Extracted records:
* * * * *

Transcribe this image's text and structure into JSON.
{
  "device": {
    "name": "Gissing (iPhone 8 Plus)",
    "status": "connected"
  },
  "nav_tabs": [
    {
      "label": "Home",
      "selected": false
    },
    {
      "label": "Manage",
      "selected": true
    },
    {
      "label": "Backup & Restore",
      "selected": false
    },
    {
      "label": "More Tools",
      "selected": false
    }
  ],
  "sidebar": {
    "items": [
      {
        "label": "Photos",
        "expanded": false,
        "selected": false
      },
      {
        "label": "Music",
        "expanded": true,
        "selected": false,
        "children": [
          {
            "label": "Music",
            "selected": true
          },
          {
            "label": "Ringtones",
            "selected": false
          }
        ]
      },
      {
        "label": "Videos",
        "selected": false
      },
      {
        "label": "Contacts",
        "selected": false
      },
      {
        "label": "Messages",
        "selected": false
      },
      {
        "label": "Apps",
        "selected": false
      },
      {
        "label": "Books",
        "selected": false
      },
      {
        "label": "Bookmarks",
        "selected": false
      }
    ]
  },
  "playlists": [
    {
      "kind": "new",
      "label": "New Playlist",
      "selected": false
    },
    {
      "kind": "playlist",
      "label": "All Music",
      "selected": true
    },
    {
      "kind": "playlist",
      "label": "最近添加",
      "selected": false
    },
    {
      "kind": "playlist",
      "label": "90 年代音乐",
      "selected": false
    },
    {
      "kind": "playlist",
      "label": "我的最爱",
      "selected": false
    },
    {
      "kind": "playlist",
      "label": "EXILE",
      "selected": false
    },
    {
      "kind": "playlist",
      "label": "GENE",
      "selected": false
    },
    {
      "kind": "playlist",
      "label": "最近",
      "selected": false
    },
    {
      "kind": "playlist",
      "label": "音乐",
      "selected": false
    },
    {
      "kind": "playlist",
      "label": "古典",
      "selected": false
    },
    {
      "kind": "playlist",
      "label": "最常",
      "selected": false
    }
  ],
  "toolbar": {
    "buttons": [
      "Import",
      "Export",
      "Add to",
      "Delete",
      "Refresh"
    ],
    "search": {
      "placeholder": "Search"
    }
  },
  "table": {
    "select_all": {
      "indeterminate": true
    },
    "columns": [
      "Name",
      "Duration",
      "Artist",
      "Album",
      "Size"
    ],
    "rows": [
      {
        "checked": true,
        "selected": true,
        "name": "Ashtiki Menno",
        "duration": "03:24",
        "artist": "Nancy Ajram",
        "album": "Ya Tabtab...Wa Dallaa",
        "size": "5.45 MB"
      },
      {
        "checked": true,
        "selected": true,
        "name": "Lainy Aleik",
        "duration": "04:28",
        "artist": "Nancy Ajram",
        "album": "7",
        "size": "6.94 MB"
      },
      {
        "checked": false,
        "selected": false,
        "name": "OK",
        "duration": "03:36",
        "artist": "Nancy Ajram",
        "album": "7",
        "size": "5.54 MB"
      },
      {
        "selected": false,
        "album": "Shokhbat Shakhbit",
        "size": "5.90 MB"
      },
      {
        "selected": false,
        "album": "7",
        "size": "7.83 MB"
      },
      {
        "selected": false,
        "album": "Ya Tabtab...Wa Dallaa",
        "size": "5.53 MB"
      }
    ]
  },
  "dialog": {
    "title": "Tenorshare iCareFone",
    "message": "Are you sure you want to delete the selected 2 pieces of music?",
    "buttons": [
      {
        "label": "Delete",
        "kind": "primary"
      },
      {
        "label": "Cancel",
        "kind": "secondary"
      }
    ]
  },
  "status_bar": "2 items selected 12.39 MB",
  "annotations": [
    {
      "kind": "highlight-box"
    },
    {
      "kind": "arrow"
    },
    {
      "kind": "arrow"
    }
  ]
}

* * * * *

Here, the records must be output exactly and in full.

Reply:
Transcribe this image's text and structure into JSON.
{
  "device": {
    "name": "Gissing (iPhone 8 Plus)",
    "status": "connected"
  },
  "nav_tabs": [
    {
      "label": "Home",
      "selected": false
    },
    {
      "label": "Manage",
      "selected": true
    },
    {
      "label": "Backup & Restore",
      "selected": false
    },
    {
      "label": "More Tools",
      "selected": false
    }
  ],
  "sidebar": {
    "items": [
      {
        "label": "Photos",
        "expanded": false,
        "selected": false
      },
      {
        "label": "Music",
        "expanded": true,
        "selected": false,
        "children": [
          {
            "label": "Music",
            "selected": true
          },
          {
            "label": "Ringtones",
            "selected": false
          }
        ]
      },
      {
        "label": "Videos",
        "selected": false
      },
      {
        "label": "Contacts",
        "selected": false
      },
      {
        "label": "Messages",
        "selected": false
      },
      {
        "label": "Apps",
        "selected": false
      },
      {
        "label": "Books",
        "selected": false
      },
      {
        "label": "Bookmarks",
        "selected": false
      }
    ]
  },
  "playlists": [
    {
      "kind": "new",
      "label": "New Playlist",
      "selected": false
    },
    {
      "kind": "playlist",
      "label": "All Music",
      "selected": true
    },
    {
      "kind": "playlist",
      "label": "最近添加",
      "selected": false
    },
    {
      "kind": "playlist",
      "label": "90 年代音乐",
      "selected": false
    },
    {
      "kind": "playlist",
      "label": "我的最爱",
      "selected": false
    },
    {
      "kind": "playlist",
      "label": "EXILE",
      "selected": false
    },
    {
      "kind": "playlist",
      "label": "GENE",
      "selected": false
    },
    {
      "kind": "playlist",
      "label": "最近",
      "selected": false
    },
    {
      "kind": "playlist",
      "label": "音乐",
      "selected": false
    },
    {
      "kind": "playlist",
      "label": "古典",
      "selected": false
    },
    {
      "kind": "playlist",
      "label": "最常",
      "selected": false
    }
  ],
  "toolbar": {
    "buttons": [
      "Import",
      "Export",
      "Add to",
      "Delete",
      "Refresh"
    ],
    "search": {
      "placeholder": "Search"
    }
  },
  "table": {
    "select_all": {
      "indeterminate": true
    },
    "columns": [
      "Name",
      "Duration",
      "Artist",
      "Album",
      "Size"
    ],
    "rows": [
      {
        "checked": true,
        "selected": true,
        "name": "Ashtiki Menno",
        "duration": "03:24",
        "artist": "Nancy Ajram",
        "album": "Ya Tabtab...Wa Dallaa",
        "size": "5.45 MB"
      },
      {
        "checked": true,
        "selected": true,
        "name": "Lainy Aleik",
        "duration": "04:28",
        "artist": "Nancy Ajram",
        "album": "7",
        "size": "6.94 MB"
      },
      {
        "checked": false,
        "selected": false,
        "name": "OK",
        "duration": "03:36",
        "artist": "Nancy Ajram",
        "album": "7",
        "size": "5.54 MB"
      },
      {
        "selected": false,
        "album": "Shokhbat Shakhbit",
        "size": "5.90 MB"
      },
      {
        "selected": false,
        "album": "7",
        "size": "7.83 MB"
      },
      {
        "selected": false,
        "album": "Ya Tabtab...Wa Dallaa",
        "size": "5.53 MB"
      }
    ]
  },
  "dialog": {
    "title": "Tenorshare iCareFone",
    "message": "Are you sure you want to delete the selected 2 pieces of music?",
    "buttons": [
      {
        "label": "Delete",
        "kind": "primary"
      },
      {
        "label": "Cancel",
        "kind": "secondary"
      }
    ]
  },
  "status_bar": "2 items selected 12.39 MB",
  "annotations": [
    {
      "kind": "highlight-box"
    },
    {
      "kind": "arrow"
    },
    {
      "kind": "arrow"
    }
  ]
}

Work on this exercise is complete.